• Task goal:
Gather up all lines that carry the word "TERM".

------------------------------------------------

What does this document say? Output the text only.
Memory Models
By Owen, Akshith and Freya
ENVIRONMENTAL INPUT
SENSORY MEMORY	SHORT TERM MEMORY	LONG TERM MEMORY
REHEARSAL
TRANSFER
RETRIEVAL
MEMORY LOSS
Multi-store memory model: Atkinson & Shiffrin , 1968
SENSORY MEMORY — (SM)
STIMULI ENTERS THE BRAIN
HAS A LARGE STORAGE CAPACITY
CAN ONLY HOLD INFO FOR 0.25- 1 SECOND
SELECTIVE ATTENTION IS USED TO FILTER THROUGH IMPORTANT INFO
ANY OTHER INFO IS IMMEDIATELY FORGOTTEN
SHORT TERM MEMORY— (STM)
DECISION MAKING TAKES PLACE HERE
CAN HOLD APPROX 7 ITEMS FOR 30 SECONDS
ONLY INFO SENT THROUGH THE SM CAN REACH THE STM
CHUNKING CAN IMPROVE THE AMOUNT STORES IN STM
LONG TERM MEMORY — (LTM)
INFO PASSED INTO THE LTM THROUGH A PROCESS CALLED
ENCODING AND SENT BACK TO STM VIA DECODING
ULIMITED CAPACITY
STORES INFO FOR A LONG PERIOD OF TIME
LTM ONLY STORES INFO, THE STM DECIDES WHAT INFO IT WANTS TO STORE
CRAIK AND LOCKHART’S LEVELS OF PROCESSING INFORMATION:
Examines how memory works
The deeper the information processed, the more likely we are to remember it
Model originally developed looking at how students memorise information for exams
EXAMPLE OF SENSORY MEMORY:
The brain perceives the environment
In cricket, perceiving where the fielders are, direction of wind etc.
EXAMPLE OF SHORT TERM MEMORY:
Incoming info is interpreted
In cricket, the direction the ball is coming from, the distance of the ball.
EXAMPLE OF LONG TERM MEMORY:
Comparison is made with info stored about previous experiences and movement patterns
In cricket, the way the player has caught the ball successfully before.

------------------------------------------------

• Final answer:
SENSORY MEMORY	SHORT TERM MEMORY	LONG TERM MEMORY
SHORT TERM MEMORY— (STM)
LONG TERM MEMORY — (LTM)
EXAMPLE OF SHORT TERM MEMORY:
EXAMPLE OF LONG TERM MEMORY:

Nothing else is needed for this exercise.